### Task to carry out
Find how many lines contain the word "type" and state that number alone.

### Source data

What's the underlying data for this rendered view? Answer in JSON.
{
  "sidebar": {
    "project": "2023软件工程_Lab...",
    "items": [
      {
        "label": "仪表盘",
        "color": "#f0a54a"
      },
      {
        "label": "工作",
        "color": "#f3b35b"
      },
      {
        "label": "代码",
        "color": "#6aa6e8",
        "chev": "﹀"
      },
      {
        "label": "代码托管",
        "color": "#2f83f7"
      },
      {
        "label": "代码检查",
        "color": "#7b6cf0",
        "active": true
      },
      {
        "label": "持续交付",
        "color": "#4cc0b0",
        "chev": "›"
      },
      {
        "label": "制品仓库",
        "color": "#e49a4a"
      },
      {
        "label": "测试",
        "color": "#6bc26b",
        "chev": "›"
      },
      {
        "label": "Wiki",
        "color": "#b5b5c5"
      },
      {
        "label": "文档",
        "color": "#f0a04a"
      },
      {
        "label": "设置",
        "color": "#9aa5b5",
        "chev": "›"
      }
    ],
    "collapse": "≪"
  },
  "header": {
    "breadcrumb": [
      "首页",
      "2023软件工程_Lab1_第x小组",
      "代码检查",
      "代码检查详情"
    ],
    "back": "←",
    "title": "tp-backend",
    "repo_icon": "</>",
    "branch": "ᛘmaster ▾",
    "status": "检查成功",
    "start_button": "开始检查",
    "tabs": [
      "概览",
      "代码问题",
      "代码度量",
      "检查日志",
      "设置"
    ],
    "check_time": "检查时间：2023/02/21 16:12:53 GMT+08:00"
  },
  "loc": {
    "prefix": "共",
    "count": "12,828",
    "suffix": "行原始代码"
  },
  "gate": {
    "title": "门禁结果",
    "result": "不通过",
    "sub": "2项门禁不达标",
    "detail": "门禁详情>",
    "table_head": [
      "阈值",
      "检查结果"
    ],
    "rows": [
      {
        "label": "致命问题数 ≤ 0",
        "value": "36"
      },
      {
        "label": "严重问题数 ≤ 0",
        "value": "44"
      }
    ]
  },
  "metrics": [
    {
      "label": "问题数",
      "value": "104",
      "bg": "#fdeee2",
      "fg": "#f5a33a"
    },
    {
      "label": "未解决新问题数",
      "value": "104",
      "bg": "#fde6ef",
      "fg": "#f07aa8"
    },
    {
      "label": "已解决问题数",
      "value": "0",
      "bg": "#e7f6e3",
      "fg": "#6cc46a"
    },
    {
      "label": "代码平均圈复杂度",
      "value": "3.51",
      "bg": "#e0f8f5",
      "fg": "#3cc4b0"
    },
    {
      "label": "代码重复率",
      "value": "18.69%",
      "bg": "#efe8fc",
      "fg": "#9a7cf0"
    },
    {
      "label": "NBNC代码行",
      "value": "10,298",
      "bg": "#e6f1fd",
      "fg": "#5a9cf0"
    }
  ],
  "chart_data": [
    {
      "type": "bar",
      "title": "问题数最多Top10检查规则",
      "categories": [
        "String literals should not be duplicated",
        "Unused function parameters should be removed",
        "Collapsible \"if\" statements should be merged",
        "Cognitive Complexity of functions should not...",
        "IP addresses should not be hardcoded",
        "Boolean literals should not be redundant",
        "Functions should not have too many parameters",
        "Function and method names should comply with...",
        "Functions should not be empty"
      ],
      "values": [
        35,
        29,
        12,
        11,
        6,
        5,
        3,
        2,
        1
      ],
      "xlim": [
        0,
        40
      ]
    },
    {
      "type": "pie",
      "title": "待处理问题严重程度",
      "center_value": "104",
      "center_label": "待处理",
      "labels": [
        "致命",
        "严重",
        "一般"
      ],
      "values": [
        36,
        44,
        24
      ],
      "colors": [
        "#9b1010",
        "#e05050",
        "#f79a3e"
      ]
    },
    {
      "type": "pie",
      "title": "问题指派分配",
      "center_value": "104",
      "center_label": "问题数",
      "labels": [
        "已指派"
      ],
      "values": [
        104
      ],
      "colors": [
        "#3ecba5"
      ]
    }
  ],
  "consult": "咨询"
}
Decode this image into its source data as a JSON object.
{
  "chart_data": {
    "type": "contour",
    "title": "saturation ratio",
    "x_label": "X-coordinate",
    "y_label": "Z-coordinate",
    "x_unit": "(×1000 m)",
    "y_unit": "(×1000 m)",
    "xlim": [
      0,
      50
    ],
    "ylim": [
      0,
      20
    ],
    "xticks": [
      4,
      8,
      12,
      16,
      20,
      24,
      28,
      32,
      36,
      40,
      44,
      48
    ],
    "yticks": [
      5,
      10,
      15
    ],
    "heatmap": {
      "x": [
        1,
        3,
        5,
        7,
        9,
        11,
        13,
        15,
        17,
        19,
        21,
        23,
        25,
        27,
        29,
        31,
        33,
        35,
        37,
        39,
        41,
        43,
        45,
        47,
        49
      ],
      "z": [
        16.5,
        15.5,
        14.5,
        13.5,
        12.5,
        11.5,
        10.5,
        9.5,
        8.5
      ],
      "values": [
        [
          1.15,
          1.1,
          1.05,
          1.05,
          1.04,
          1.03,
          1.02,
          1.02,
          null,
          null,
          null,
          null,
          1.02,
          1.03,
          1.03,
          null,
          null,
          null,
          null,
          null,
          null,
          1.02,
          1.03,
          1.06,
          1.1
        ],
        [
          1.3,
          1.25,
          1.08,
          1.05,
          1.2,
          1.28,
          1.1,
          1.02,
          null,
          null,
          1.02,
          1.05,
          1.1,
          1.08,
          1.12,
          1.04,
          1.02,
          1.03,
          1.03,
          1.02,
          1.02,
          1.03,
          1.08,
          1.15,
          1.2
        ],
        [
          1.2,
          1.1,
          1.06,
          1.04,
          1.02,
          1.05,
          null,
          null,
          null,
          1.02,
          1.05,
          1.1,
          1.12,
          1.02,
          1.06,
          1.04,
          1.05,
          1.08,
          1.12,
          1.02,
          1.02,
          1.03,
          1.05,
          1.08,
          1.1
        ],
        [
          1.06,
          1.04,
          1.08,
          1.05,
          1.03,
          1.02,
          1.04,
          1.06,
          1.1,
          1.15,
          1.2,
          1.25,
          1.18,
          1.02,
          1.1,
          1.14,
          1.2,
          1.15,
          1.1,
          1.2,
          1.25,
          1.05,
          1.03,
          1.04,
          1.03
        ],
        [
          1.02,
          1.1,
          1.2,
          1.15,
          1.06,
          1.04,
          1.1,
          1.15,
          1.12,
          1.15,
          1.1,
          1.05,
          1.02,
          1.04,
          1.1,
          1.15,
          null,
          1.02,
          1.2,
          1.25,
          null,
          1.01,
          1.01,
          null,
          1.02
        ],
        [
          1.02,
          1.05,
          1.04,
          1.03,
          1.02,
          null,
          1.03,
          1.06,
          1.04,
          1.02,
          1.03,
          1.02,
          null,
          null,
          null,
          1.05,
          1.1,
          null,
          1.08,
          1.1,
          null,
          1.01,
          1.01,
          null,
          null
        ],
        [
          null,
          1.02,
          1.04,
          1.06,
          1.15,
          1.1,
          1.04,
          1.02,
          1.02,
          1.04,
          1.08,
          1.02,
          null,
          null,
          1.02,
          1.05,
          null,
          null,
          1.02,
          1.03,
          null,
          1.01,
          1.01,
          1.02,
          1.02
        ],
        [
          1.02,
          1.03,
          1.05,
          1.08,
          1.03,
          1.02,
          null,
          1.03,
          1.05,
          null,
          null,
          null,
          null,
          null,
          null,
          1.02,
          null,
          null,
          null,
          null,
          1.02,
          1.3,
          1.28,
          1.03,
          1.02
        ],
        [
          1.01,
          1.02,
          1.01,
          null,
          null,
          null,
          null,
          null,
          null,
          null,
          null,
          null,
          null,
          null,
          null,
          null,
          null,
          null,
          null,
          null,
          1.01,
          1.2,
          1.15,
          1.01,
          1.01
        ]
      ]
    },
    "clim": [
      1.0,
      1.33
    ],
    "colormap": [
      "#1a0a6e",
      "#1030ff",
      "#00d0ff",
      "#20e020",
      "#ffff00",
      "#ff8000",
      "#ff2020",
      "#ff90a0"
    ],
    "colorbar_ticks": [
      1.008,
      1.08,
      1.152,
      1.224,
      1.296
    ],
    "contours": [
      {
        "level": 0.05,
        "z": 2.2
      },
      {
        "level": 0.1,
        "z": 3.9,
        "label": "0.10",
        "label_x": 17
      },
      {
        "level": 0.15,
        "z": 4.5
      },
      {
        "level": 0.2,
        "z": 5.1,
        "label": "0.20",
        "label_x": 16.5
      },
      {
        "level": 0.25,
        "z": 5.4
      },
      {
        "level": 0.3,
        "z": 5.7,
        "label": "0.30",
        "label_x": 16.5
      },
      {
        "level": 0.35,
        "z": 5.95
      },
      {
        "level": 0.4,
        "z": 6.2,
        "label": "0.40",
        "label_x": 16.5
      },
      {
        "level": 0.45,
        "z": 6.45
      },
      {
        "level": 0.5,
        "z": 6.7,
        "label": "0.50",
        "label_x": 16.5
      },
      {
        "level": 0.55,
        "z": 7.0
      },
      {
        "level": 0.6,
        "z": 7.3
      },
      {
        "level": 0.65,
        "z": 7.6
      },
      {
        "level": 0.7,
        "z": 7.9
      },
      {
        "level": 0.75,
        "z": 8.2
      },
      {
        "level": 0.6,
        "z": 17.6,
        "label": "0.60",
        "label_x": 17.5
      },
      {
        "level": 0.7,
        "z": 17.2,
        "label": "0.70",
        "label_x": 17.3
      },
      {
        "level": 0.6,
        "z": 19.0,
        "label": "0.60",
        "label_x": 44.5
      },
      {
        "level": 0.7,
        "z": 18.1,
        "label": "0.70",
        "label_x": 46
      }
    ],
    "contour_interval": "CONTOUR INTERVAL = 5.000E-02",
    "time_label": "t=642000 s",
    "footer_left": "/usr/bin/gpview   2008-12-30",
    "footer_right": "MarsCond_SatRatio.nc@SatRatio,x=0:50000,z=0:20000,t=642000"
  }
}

### In response
4